> [Exercise description] Copy out all of the material exactly.

— start Given data —

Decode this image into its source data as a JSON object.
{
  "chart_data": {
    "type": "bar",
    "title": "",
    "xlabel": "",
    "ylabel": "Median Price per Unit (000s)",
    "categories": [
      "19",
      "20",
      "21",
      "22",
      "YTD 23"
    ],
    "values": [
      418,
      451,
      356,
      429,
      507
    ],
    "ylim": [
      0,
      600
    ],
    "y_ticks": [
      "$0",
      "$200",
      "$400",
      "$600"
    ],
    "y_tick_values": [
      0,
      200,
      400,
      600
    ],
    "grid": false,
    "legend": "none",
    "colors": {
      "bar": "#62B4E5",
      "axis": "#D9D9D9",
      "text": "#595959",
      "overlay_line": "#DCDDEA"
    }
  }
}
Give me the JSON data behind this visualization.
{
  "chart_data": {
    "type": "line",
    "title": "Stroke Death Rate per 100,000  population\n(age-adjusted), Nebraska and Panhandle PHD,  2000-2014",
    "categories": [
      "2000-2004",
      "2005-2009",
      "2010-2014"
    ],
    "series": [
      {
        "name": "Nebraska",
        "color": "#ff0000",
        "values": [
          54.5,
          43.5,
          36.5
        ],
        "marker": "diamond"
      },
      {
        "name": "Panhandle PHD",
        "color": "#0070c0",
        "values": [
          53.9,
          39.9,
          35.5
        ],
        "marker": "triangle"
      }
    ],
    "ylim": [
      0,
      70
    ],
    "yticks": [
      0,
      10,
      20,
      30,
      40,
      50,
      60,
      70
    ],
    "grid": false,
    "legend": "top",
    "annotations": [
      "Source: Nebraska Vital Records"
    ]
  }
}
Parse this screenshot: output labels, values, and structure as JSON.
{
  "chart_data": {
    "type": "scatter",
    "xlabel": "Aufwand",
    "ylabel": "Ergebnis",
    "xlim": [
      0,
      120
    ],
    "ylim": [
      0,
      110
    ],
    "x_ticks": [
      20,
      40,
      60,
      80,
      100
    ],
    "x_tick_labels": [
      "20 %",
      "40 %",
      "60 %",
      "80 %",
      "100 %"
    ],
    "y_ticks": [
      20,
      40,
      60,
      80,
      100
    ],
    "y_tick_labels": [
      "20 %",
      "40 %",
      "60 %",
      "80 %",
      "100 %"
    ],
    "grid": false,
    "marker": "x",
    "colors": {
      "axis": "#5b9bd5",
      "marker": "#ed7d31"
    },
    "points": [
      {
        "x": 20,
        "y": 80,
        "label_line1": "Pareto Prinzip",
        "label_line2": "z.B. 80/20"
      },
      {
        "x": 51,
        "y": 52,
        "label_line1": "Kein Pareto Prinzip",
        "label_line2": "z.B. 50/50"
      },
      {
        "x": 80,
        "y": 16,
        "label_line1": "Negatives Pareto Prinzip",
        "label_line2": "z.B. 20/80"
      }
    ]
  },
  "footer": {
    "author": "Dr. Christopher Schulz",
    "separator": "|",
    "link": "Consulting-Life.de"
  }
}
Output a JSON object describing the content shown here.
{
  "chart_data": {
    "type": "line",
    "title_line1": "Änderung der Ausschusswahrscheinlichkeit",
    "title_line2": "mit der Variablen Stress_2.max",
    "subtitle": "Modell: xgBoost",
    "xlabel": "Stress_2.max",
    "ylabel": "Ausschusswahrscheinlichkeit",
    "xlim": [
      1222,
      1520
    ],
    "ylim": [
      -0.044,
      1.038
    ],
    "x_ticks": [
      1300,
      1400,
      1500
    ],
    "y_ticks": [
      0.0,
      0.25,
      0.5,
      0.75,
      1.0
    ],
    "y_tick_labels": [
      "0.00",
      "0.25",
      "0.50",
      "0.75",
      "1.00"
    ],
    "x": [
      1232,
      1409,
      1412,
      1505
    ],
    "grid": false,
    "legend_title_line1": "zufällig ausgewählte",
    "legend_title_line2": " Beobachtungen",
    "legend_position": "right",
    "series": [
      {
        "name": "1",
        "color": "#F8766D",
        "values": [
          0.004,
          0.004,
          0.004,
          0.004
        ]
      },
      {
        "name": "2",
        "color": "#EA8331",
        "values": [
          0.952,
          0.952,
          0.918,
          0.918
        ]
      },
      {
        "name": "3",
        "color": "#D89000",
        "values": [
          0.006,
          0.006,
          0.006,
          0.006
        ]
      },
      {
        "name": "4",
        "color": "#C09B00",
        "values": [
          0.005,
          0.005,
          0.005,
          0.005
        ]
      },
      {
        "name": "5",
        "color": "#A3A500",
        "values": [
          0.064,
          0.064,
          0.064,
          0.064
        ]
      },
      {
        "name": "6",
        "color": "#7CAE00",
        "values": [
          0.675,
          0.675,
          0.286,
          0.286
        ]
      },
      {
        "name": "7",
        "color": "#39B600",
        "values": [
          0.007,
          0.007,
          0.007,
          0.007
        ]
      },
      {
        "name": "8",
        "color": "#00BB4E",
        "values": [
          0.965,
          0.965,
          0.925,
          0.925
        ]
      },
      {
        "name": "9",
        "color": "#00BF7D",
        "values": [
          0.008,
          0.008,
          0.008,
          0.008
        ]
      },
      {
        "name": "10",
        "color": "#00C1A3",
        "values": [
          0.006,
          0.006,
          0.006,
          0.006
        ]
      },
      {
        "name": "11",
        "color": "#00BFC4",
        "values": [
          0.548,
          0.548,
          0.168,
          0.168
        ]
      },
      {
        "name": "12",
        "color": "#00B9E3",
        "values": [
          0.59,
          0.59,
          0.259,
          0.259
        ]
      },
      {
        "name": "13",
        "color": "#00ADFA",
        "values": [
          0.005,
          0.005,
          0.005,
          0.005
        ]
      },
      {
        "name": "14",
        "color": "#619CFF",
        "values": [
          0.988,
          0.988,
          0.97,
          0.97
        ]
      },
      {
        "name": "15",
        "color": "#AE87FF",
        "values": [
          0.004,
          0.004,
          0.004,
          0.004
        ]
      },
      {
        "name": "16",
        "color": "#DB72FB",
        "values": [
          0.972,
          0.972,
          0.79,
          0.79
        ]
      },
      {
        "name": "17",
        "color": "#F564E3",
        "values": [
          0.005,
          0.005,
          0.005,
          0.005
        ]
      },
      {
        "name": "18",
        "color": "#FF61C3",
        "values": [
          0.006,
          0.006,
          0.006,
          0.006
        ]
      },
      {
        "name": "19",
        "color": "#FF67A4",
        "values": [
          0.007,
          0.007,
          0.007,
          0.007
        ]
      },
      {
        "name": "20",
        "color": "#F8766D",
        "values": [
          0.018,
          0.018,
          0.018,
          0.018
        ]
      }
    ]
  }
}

— end Given data —

> [Answer in full]
Decode this image into its source data as a JSON object.
{
  "chart_data": {
    "type": "bar",
    "title": "",
    "xlabel": "",
    "ylabel": "Median Price per Unit (000s)",
    "categories": [
      "19",
      "20",
      "21",
      "22",
      "YTD 23"
    ],
    "values": [
      418,
      451,
      356,
      429,
      507
    ],
    "ylim": [
      0,
      600
    ],
    "y_ticks": [
      "$0",
      "$200",
      "$400",
      "$600"
    ],
    "y_tick_values": [
      0,
      200,
      400,
      600
    ],
    "grid": false,
    "legend": "none",
    "colors": {
      "bar": "#62B4E5",
      "axis": "#D9D9D9",
      "text": "#595959",
      "overlay_line": "#DCDDEA"
    }
  }
}
Give me the JSON data behind this visualization.
{
  "chart_data": {
    "type": "line",
    "title": "Stroke Death Rate per 100,000  population\n(age-adjusted), Nebraska and Panhandle PHD,  2000-2014",
    "categories": [
      "2000-2004",
      "2005-2009",
      "2010-2014"
    ],
    "series": [
      {
        "name": "Nebraska",
        "color": "#ff0000",
        "values": [
          54.5,
          43.5,
          36.5
        ],
        "marker": "diamond"
      },
      {
        "name": "Panhandle PHD",
        "color": "#0070c0",
        "values": [
          53.9,
          39.9,
          35.5
        ],
        "marker": "triangle"
      }
    ],
    "ylim": [
      0,
      70
    ],
    "yticks": [
      0,
      10,
      20,
      30,
      40,
      50,
      60,
      70
    ],
    "grid": false,
    "legend": "top",
    "annotations": [
      "Source: Nebraska Vital Records"
    ]
  }
}
Parse this screenshot: output labels, values, and structure as JSON.
{
  "chart_data": {
    "type": "scatter",
    "xlabel": "Aufwand",
    "ylabel": "Ergebnis",
    "xlim": [
      0,
      120
    ],
    "ylim": [
      0,
      110
    ],
    "x_ticks": [
      20,
      40,
      60,
      80,
      100
    ],
    "x_tick_labels": [
      "20 %",
      "40 %",
      "60 %",
      "80 %",
      "100 %"
    ],
    "y_ticks": [
      20,
      40,
      60,
      80,
      100
    ],
    "y_tick_labels": [
      "20 %",
      "40 %",
      "60 %",
      "80 %",
      "100 %"
    ],
    "grid": false,
    "marker": "x",
    "colors": {
      "axis": "#5b9bd5",
      "marker": "#ed7d31"
    },
    "points": [
      {
        "x": 20,
        "y": 80,
        "label_line1": "Pareto Prinzip",
        "label_line2": "z.B. 80/20"
      },
      {
        "x": 51,
        "y": 52,
        "label_line1": "Kein Pareto Prinzip",
        "label_line2": "z.B. 50/50"
      },
      {
        "x": 80,
        "y": 16,
        "label_line1": "Negatives Pareto Prinzip",
        "label_line2": "z.B. 20/80"
      }
    ]
  },
  "footer": {
    "author": "Dr. Christopher Schulz",
    "separator": "|",
    "link": "Consulting-Life.de"
  }
}
Output a JSON object describing the content shown here.
{
  "chart_data": {
    "type": "line",
    "title_line1": "Änderung der Ausschusswahrscheinlichkeit",
    "title_line2": "mit der Variablen Stress_2.max",
    "subtitle": "Modell: xgBoost",
    "xlabel": "Stress_2.max",
    "ylabel": "Ausschusswahrscheinlichkeit",
    "xlim": [
      1222,
      1520
    ],
    "ylim": [
      -0.044,
      1.038
    ],
    "x_ticks": [
      1300,
      1400,
      1500
    ],
    "y_ticks": [
      0.0,
      0.25,
      0.5,
      0.75,
      1.0
    ],
    "y_tick_labels": [
      "0.00",
      "0.25",
      "0.50",
      "0.75",
      "1.00"
    ],
    "x": [
      1232,
      1409,
      1412,
      1505
    ],
    "grid": false,
    "legend_title_line1": "zufällig ausgewählte",
    "legend_title_line2": " Beobachtungen",
    "legend_position": "right",
    "series": [
      {
        "name": "1",
        "color": "#F8766D",
        "values": [
          0.004,
          0.004,
          0.004,
          0.004
        ]
      },
      {
        "name": "2",
        "color": "#EA8331",
        "values": [
          0.952,
          0.952,
          0.918,
          0.918
        ]
      },
      {
        "name": "3",
        "color": "#D89000",
        "values": [
          0.006,
          0.006,
          0.006,
          0.006
        ]
      },
      {
        "name": "4",
        "color": "#C09B00",
        "values": [
          0.005,
          0.005,
          0.005,
          0.005
        ]
      },
      {
        "name": "5",
        "color": "#A3A500",
        "values": [
          0.064,
          0.064,
          0.064,
          0.064
        ]
      },
      {
        "name": "6",
        "color": "#7CAE00",
        "values": [
          0.675,
          0.675,
          0.286,
          0.286
        ]
      },
      {
        "name": "7",
        "color": "#39B600",
        "values": [
          0.007,
          0.007,
          0.007,
          0.007
        ]
      },
      {
        "name": "8",
        "color": "#00BB4E",
        "values": [
          0.965,
          0.965,
          0.925,
          0.925
        ]
      },
      {
        "name": "9",
        "color": "#00BF7D",
        "values": [
          0.008,
          0.008,
          0.008,
          0.008
        ]
      },
      {
        "name": "10",
        "color": "#00C1A3",
        "values": [
          0.006,
          0.006,
          0.006,
          0.006
        ]
      },
      {
        "name": "11",
        "color": "#00BFC4",
        "values": [
          0.548,
          0.548,
          0.168,
          0.168
        ]
      },
      {
        "name": "12",
        "color": "#00B9E3",
        "values": [
          0.59,
          0.59,
          0.259,
          0.259
        ]
      },
      {
        "name": "13",
        "color": "#00ADFA",
        "values": [
          0.005,
          0.005,
          0.005,
          0.005
        ]
      },
      {
        "name": "14",
        "color": "#619CFF",
        "values": [
          0.988,
          0.988,
          0.97,
          0.97
        ]
      },
      {
        "name": "15",
        "color": "#AE87FF",
        "values": [
          0.004,
          0.004,
          0.004,
          0.004
        ]
      },
      {
        "name": "16",
        "color": "#DB72FB",
        "values": [
          0.972,
          0.972,
          0.79,
          0.79
        ]
      },
      {
        "name": "17",
        "color": "#F564E3",
        "values": [
          0.005,
          0.005,
          0.005,
          0.005
        ]
      },
      {
        "name": "18",
        "color": "#FF61C3",
        "values": [
          0.006,
          0.006,
          0.006,
          0.006
        ]
      },
      {
        "name": "19",
        "color": "#FF67A4",
        "values": [
          0.007,
          0.007,
          0.007,
          0.007
        ]
      },
      {
        "name": "20",
        "color": "#F8766D",
        "values": [
          0.018,
          0.018,
          0.018,
          0.018
        ]
      }
    ]
  }
}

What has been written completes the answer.